> Aim of the task
Copy nothing but the text: reproduce each line of the listing exactly and leave the pictures out.

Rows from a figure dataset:
>> begin
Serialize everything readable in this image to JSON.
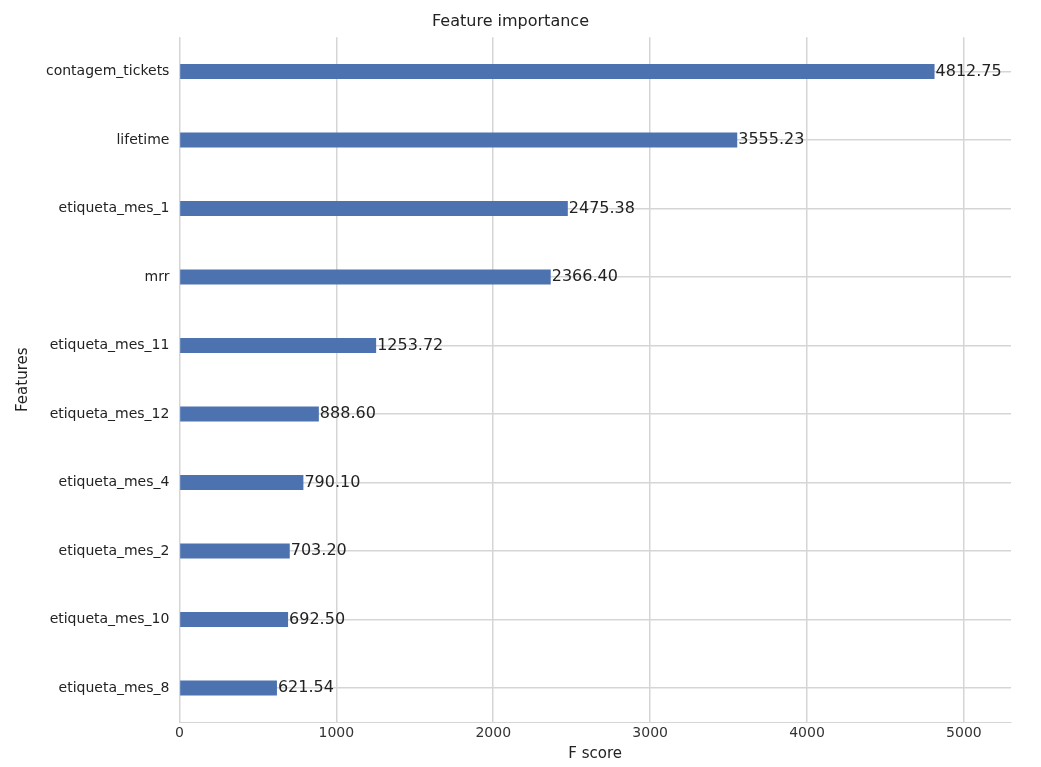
{
  "chart_data": {
    "type": "bar",
    "orientation": "horizontal",
    "title": "Feature importance",
    "xlabel": "F score",
    "ylabel": "Features",
    "categories": [
      "contagem_tickets",
      "lifetime",
      "etiqueta_mes_1",
      "mrr",
      "etiqueta_mes_11",
      "etiqueta_mes_12",
      "etiqueta_mes_4",
      "etiqueta_mes_2",
      "etiqueta_mes_10",
      "etiqueta_mes_8"
    ],
    "values": [
      4812.75,
      3555.23,
      2475.38,
      2366.4,
      1253.72,
      888.6,
      790.1,
      703.2,
      692.5,
      621.54
    ],
    "value_labels": [
      "4812.75",
      "3555.23",
      "2475.38",
      "2366.40",
      "1253.72",
      "888.60",
      "790.10",
      "703.20",
      "692.50",
      "621.54"
    ],
    "color": "#4c72b0",
    "xlim": [
      0,
      5300
    ],
    "xticks": [
      0,
      1000,
      2000,
      3000,
      4000,
      5000
    ],
    "grid": true
  }
}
>> end
> Task result
Serialize everything readable in this image to JSON.
{
  "chart_data": {
    "type": "bar",
    "orientation": "horizontal",
    "title": "Feature importance",
    "xlabel": "F score",
    "ylabel": "Features",
    "categories": [
      "contagem_tickets",
      "lifetime",
      "etiqueta_mes_1",
      "mrr",
      "etiqueta_mes_11",
      "etiqueta_mes_12",
      "etiqueta_mes_4",
      "etiqueta_mes_2",
      "etiqueta_mes_10",
      "etiqueta_mes_8"
    ],
    "values": [
      4812.75,
      3555.23,
      2475.38,
      2366.4,
      1253.72,
      888.6,
      790.1,
      703.2,
      692.5,
      621.54
    ],
    "value_labels": [
      "4812.75",
      "3555.23",
      "2475.38",
      "2366.40",
      "1253.72",
      "888.60",
      "790.10",
      "703.20",
      "692.50",
      "621.54"
    ],
    "color": "#4c72b0",
    "xlim": [
      0,
      5300
    ],
    "xticks": [
      0,
      1000,
      2000,
      3000,
      4000,
      5000
    ],
    "grid": true
  }
}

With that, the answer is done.